* **TEXT PASSAGE**
I'd really like to find some true A or AA width shoes, but they don't seem to exist. I have not yet tried adding an extra insole. What kind of insole do you use?


----------



## philadopolis (May 19, 2010)

Blatant said:


> Yes. Specialized Rime. I have narrow, low volume feet as well.


Still hold true for the new Rimes that came out in 2019 (1.0/2.0)?


----------



## philadopolis (May 19, 2010)

JustMtnB44 said:


> I am currently alternating between 5.10 Kestrels and Mavic Crossmax XL shoes


Kestrel boa or lace?


----------



## Impetus (Aug 10, 2014)

philadopolis said:


> Still hold true for the new Rimes that came out in 2019 (1.0/2.0)?


I’ve been riding a pair of Rime 2.0s for almost 2 years now. Blatant nailed it (no shock). They fit fantastically.
I live in a corner of the US that absolutely EATS tires and shoes. The desert SW is brutal.
If I have one complaint about the Rimes, it’s that while the sole is as durable as a hiking boot, the edge of the sole where it joins to the uppers is about 50% black shoe goo. It’s SHREDDED from rocks scraping the sides of my feet. I’ve also had to replace one Boa dial, and 2 pairs of shoelaces.
That said- Id still buy them again. They’re WAY more durable than the trash Giros I had before the Rimes. 
when I go shoe shopping next year I think, it’ll be another pair of Rimes, or 5.10 Kestrels


----------



## Impetus (Aug 10, 2014)

philadopolis said:


> It's four years later. Were you happy with the Code VR70s?
> 
> I'm 11 A or AA. To make matters worse, one foot is a 1/2 size larger than the other! I bought my current pair of Specialized Torbal M089s on the advice that Specialized shoes "run narrow." Like with your Specialized shoes, the latches are stripped from me trying to tighten the shoes further. The soles are also falling apart.

* **DATA**
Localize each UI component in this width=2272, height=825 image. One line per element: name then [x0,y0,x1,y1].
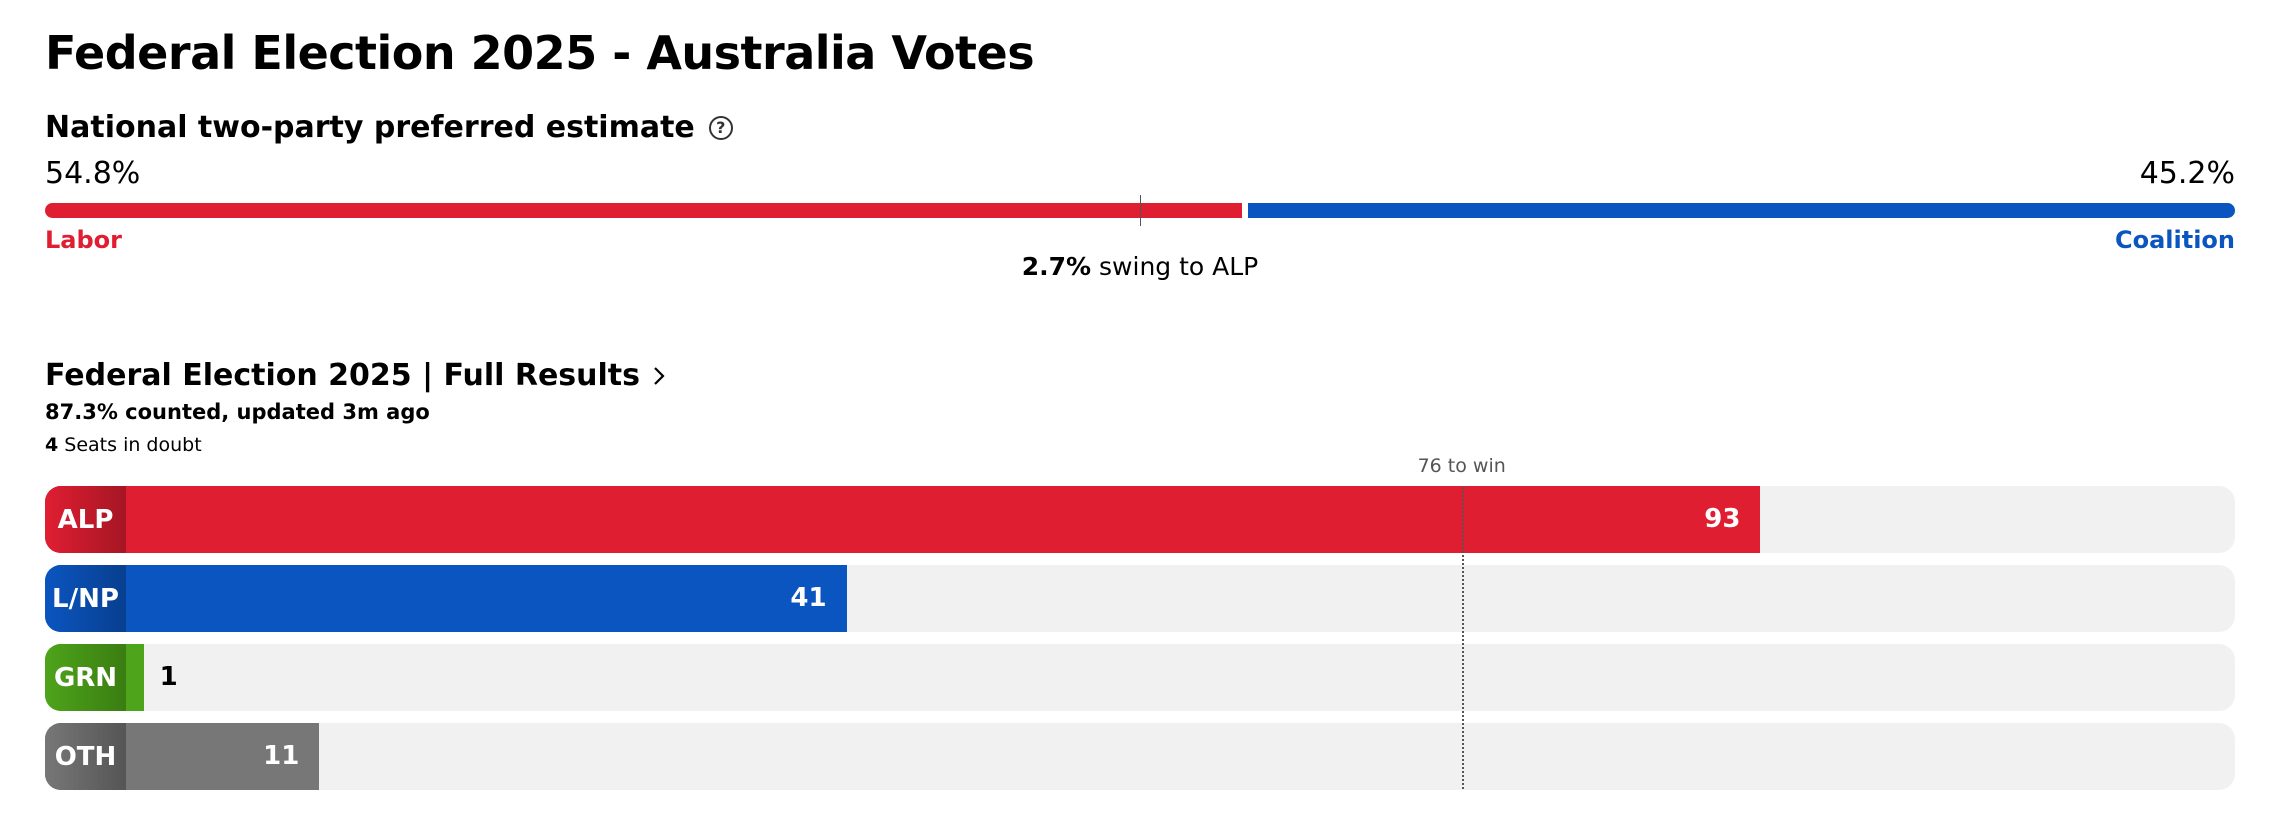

* **AIM OF THE EXERCISE**
According to the forum thread, how long has Impetus been riding a pair of Rime 2.0s? The data above come from a different source than the forum thread.

* **TASK SOLUTION**
Almost 2 years.